● Short problem:
Below is a set of records; restate each one word for word.

● Input for this task:
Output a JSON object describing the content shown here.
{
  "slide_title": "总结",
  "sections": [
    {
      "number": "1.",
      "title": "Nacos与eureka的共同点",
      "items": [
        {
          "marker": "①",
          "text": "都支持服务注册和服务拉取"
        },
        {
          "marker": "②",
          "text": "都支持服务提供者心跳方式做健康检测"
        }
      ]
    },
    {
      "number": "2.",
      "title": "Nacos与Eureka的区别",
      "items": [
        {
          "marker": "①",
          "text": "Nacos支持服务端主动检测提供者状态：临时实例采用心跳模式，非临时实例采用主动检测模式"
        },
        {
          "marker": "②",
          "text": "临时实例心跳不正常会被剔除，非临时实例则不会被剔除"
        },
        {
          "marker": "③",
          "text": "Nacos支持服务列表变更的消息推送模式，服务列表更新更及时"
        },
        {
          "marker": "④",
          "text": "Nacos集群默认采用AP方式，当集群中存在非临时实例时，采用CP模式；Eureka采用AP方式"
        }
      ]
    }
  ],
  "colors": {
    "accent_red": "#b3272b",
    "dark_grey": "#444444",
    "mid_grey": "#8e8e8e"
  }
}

● Answer:
Output a JSON object describing the content shown here.
{
  "slide_title": "总结",
  "sections": [
    {
      "number": "1.",
      "title": "Nacos与eureka的共同点",
      "items": [
        {
          "marker": "①",
          "text": "都支持服务注册和服务拉取"
        },
        {
          "marker": "②",
          "text": "都支持服务提供者心跳方式做健康检测"
        }
      ]
    },
    {
      "number": "2.",
      "title": "Nacos与Eureka的区别",
      "items": [
        {
          "marker": "①",
          "text": "Nacos支持服务端主动检测提供者状态：临时实例采用心跳模式，非临时实例采用主动检测模式"
        },
        {
          "marker": "②",
          "text": "临时实例心跳不正常会被剔除，非临时实例则不会被剔除"
        },
        {
          "marker": "③",
          "text": "Nacos支持服务列表变更的消息推送模式，服务列表更新更及时"
        },
        {
          "marker": "④",
          "text": "Nacos集群默认采用AP方式，当集群中存在非临时实例时，采用CP模式；Eureka采用AP方式"
        }
      ]
    }
  ],
  "colors": {
    "accent_red": "#b3272b",
    "dark_grey": "#444444",
    "mid_grey": "#8e8e8e"
  }
}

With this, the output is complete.